[Begin RECORDS TO PROCESS]

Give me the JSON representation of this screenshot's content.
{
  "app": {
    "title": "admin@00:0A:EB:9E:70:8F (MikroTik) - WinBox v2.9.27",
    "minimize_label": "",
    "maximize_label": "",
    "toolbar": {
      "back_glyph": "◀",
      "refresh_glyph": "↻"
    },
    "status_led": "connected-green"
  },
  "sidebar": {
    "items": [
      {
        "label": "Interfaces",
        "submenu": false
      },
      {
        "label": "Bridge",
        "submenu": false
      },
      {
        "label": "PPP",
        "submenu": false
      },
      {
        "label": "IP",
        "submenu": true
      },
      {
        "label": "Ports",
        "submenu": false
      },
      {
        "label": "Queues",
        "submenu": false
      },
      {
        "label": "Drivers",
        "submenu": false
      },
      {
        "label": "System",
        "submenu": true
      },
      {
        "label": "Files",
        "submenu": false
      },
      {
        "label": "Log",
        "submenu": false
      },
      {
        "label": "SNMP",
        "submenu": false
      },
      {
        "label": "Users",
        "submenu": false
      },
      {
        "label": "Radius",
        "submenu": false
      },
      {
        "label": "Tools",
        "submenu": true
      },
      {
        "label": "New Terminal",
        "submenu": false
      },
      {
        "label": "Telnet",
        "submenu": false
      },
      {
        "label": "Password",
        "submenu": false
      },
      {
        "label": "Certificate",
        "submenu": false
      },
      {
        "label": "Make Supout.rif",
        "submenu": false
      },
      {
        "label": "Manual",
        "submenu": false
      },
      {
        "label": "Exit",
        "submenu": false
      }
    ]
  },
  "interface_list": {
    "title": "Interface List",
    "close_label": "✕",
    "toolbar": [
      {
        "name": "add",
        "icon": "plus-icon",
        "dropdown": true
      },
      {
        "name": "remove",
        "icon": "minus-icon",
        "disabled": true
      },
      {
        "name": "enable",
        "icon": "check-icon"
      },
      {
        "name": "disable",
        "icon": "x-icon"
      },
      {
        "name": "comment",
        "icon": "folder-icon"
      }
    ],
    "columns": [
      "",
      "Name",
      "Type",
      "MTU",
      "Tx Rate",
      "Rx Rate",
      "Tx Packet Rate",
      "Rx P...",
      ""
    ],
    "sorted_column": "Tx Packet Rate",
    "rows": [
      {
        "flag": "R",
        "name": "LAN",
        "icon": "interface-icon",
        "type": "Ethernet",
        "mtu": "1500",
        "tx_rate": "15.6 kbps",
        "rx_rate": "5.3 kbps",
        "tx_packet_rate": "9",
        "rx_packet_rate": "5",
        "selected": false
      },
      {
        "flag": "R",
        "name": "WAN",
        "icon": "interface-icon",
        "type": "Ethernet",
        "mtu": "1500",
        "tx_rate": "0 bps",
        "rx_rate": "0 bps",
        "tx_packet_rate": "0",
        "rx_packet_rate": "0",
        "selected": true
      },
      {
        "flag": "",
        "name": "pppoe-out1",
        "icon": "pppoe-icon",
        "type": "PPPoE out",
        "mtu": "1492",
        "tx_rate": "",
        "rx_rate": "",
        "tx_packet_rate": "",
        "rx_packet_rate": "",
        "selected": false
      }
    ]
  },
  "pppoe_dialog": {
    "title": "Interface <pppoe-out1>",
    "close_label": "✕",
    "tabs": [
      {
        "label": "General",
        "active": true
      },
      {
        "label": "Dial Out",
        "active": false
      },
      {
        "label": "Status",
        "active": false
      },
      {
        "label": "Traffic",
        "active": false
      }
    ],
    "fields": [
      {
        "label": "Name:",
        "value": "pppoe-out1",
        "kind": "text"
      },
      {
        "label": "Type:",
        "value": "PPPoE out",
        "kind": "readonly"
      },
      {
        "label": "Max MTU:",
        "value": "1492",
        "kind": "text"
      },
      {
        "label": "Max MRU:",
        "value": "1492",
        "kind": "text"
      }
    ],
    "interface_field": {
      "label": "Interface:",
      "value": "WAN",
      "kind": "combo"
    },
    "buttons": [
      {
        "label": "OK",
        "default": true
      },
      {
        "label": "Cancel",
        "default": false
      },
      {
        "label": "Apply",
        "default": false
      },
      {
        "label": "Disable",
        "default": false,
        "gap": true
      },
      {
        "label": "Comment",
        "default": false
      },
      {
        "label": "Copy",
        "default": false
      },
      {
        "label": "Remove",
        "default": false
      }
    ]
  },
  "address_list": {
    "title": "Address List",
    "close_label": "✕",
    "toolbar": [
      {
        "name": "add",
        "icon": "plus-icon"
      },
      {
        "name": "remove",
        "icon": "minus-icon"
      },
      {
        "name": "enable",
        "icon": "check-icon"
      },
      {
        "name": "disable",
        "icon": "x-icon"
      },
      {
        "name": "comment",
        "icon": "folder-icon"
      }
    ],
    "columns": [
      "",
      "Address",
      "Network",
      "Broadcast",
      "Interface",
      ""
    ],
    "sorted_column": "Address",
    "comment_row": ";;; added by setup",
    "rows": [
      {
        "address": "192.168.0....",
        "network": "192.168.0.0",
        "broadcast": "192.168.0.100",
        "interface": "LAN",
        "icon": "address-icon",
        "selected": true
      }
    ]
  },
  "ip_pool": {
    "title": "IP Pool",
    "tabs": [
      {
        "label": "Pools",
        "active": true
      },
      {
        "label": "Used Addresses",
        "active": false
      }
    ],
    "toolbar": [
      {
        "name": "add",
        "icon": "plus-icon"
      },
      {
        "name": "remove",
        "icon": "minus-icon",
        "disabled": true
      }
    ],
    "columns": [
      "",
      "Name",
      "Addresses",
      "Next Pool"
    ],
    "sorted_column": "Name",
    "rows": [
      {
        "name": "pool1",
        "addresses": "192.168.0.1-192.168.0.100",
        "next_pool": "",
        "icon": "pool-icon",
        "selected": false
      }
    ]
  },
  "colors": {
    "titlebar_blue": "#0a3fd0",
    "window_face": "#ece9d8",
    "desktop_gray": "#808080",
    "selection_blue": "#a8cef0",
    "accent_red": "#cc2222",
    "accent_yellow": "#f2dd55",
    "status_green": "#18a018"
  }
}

[End RECORDS TO PROCESS]

INSTRUCTION> Where a line above contains the string "value", copy that line.

SOLUTION TO THE PROBLEM>
        "value": "pppoe-out1",
        "value": "PPPoE out",
        "value": "1492",
        "value": "1492",
      "value": "WAN",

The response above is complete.